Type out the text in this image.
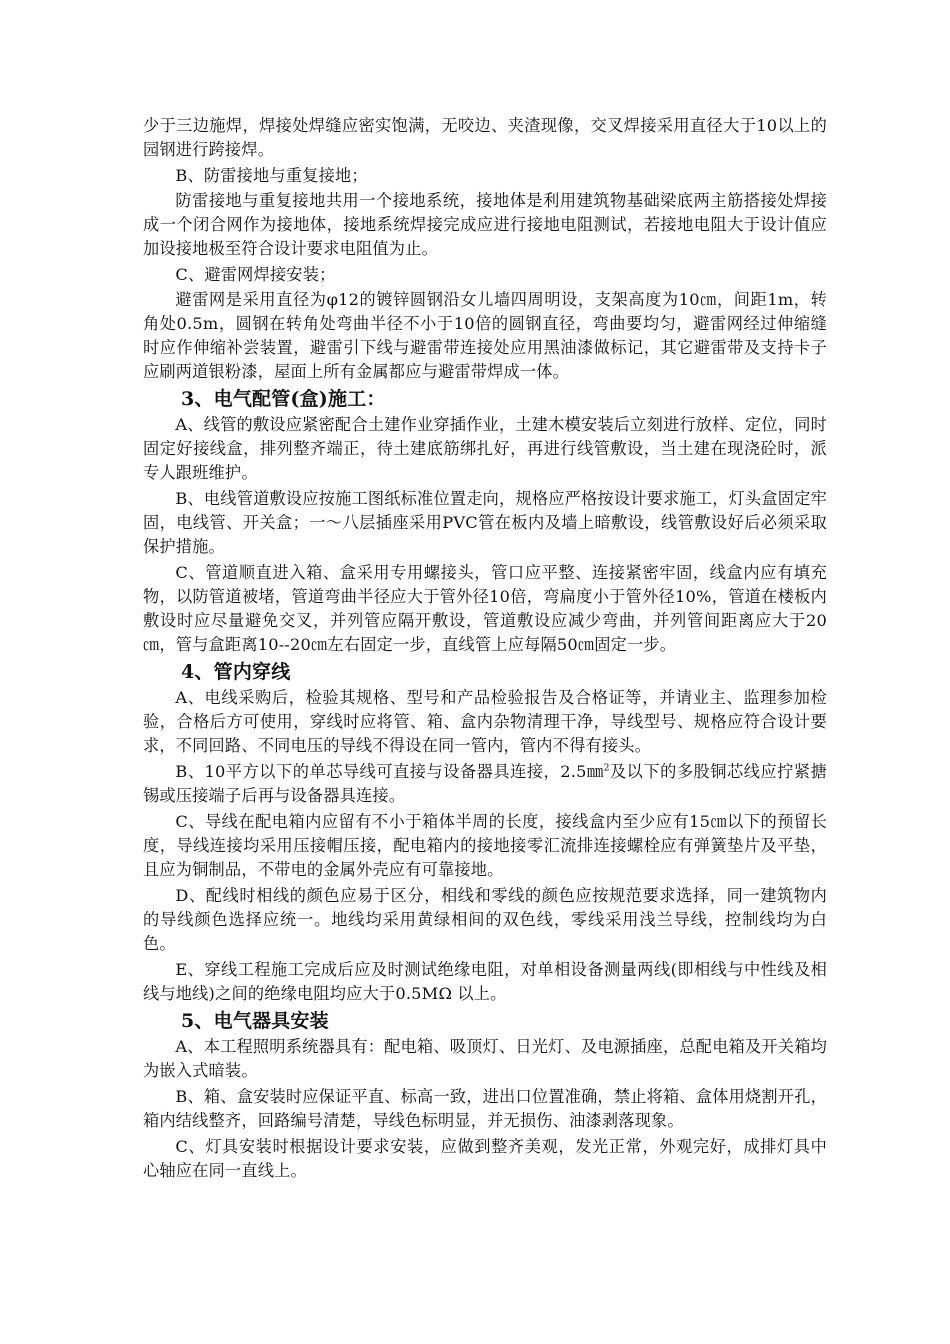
少于三边施焊，焊接处焊缝应密实饱满，无咬边、夹渣现像，交叉焊接采用直径大于10以上的园钢进行跨接焊。

B、防雷接地与重复接地；

防雷接地与重复接地共用一个接地系统，接地体是利用建筑物基础梁底两主筋搭接处焊接成一个闭合网作为接地体，接地系统焊接完成应进行接地电阻测试，若接地电阻大于设计值应加设接地极至符合设计要求电阻值为止。

C、避雷网焊接安装；

避雷网是采用直径为φ12的镀锌圆钢沿女儿墙四周明设，支架高度为10㎝，间距1m，转角处0.5m，圆钢在转角处弯曲半径不小于10倍的圆钢直径，弯曲要均匀，避雷网经过伸缩缝时应作伸缩补尝装置，避雷引下线与避雷带连接处应用黑油漆做标记，其它避雷带及支持卡子应刷两道银粉漆，屋面上所有金属都应与避雷带焊成一体。

3、电气配管(盒)施工：

A、线管的敷设应紧密配合土建作业穿插作业，土建木模安装后立刻进行放样、定位，同时固定好接线盒，排列整齐端正，待土建底筋绑扎好，再进行线管敷设，当土建在现浇砼时，派专人跟班维护。

B、电线管道敷设应按施工图纸标准位置走向，规格应严格按设计要求施工，灯头盒固定牢固，电线管、开关盒；一～八层插座采用PVC管在板内及墙上暗敷设，线管敷设好后必须采取保护措施。

C、管道顺直进入箱、盒采用专用螺接头，管口应平整、连接紧密牢固，线盒内应有填充物，以防管道被堵，管道弯曲半径应大于管外径10倍，弯扁度小于管外径10%，管道在楼板内敷设时应尽量避免交叉，并列管应隔开敷设，管道敷设应减少弯曲，并列管间距离应大于20㎝，管与盒距离10--20㎝左右固定一步，直线管上应每隔50㎝固定一步。

4、管内穿线

A、电线采购后，检验其规格、型号和产品检验报告及合格证等，并请业主、监理参加检验，合格后方可使用，穿线时应将管、箱、盒内杂物清理干净，导线型号、规格应符合设计要求，不同回路、不同电压的导线不得设在同一管内，管内不得有接头。

B、10平方以下的单芯导线可直接与设备器具连接，2.5㎜$^2$及以下的多股铜芯线应拧紧搪锡或压接端子后再与设备器具连接。

C、导线在配电箱内应留有不小于箱体半周的长度，接线盒内至少应有15㎝以下的预留长度，导线连接均采用压接帽压接，配电箱内的接地接零汇流排连接螺栓应有弹簧垫片及平垫，且应为铜制品，不带电的金属外壳应有可靠接地。

D、配线时相线的颜色应易于区分，相线和零线的颜色应按规范要求选择，同一建筑物内的导线颜色选择应统一。地线均采用黄绿相间的双色线，零线采用浅兰导线，控制线均为白色。

E、穿线工程施工完成后应及时测试绝缘电阻，对单相设备测量两线(即相线与中性线及相线与地线)之间的绝缘电阻均应大于0.5MΩ 以上。

5、电气器具安装

A、本工程照明系统器具有：配电箱、吸顶灯、日光灯、及电源插座，总配电箱及开关箱均为嵌入式暗装。

B、箱、盒安装时应保证平直、标高一致，进出口位置准确，禁止将箱、盒体用烧割开孔，箱内结线整齐，回路编号清楚，导线色标明显，并无损伤、油漆剥落现象。

C、灯具安装时根据设计要求安装，应做到整齐美观，发光正常，外观完好，成排灯具中心轴应在同一直线上。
★ ★ ★
PROBLEM DETAILS:
Please write out all of the material above without changing a word, and omit any pictures.

FINISHED TASK:
Type out the text in this image.
少于三边施焊，焊接处焊缝应密实饱满，无咬边、夹渣现像，交叉焊接采用直径大于10以上的园钢进行跨接焊。

B、防雷接地与重复接地；

防雷接地与重复接地共用一个接地系统，接地体是利用建筑物基础梁底两主筋搭接处焊接成一个闭合网作为接地体，接地系统焊接完成应进行接地电阻测试，若接地电阻大于设计值应加设接地极至符合设计要求电阻值为止。

C、避雷网焊接安装；

避雷网是采用直径为φ12的镀锌圆钢沿女儿墙四周明设，支架高度为10㎝，间距1m，转角处0.5m，圆钢在转角处弯曲半径不小于10倍的圆钢直径，弯曲要均匀，避雷网经过伸缩缝时应作伸缩补尝装置，避雷引下线与避雷带连接处应用黑油漆做标记，其它避雷带及支持卡子应刷两道银粉漆，屋面上所有金属都应与避雷带焊成一体。

3、电气配管(盒)施工：

A、线管的敷设应紧密配合土建作业穿插作业，土建木模安装后立刻进行放样、定位，同时固定好接线盒，排列整齐端正，待土建底筋绑扎好，再进行线管敷设，当土建在现浇砼时，派专人跟班维护。

B、电线管道敷设应按施工图纸标准位置走向，规格应严格按设计要求施工，灯头盒固定牢固，电线管、开关盒；一～八层插座采用PVC管在板内及墙上暗敷设，线管敷设好后必须采取保护措施。

C、管道顺直进入箱、盒采用专用螺接头，管口应平整、连接紧密牢固，线盒内应有填充物，以防管道被堵，管道弯曲半径应大于管外径10倍，弯扁度小于管外径10%，管道在楼板内敷设时应尽量避免交叉，并列管应隔开敷设，管道敷设应减少弯曲，并列管间距离应大于20㎝，管与盒距离10--20㎝左右固定一步，直线管上应每隔50㎝固定一步。

4、管内穿线

A、电线采购后，检验其规格、型号和产品检验报告及合格证等，并请业主、监理参加检验，合格后方可使用，穿线时应将管、箱、盒内杂物清理干净，导线型号、规格应符合设计要求，不同回路、不同电压的导线不得设在同一管内，管内不得有接头。

B、10平方以下的单芯导线可直接与设备器具连接，2.5㎜$^2$及以下的多股铜芯线应拧紧搪锡或压接端子后再与设备器具连接。

C、导线在配电箱内应留有不小于箱体半周的长度，接线盒内至少应有15㎝以下的预留长度，导线连接均采用压接帽压接，配电箱内的接地接零汇流排连接螺栓应有弹簧垫片及平垫，且应为铜制品，不带电的金属外壳应有可靠接地。

D、配线时相线的颜色应易于区分，相线和零线的颜色应按规范要求选择，同一建筑物内的导线颜色选择应统一。地线均采用黄绿相间的双色线，零线采用浅兰导线，控制线均为白色。

E、穿线工程施工完成后应及时测试绝缘电阻，对单相设备测量两线(即相线与中性线及相线与地线)之间的绝缘电阻均应大于0.5MΩ 以上。

5、电气器具安装

A、本工程照明系统器具有：配电箱、吸顶灯、日光灯、及电源插座，总配电箱及开关箱均为嵌入式暗装。

B、箱、盒安装时应保证平直、标高一致，进出口位置准确，禁止将箱、盒体用烧割开孔，箱内结线整齐，回路编号清楚，导线色标明显，并无损伤、油漆剥落现象。

C、灯具安装时根据设计要求安装，应做到整齐美观，发光正常，外观完好，成排灯具中心轴应在同一直线上。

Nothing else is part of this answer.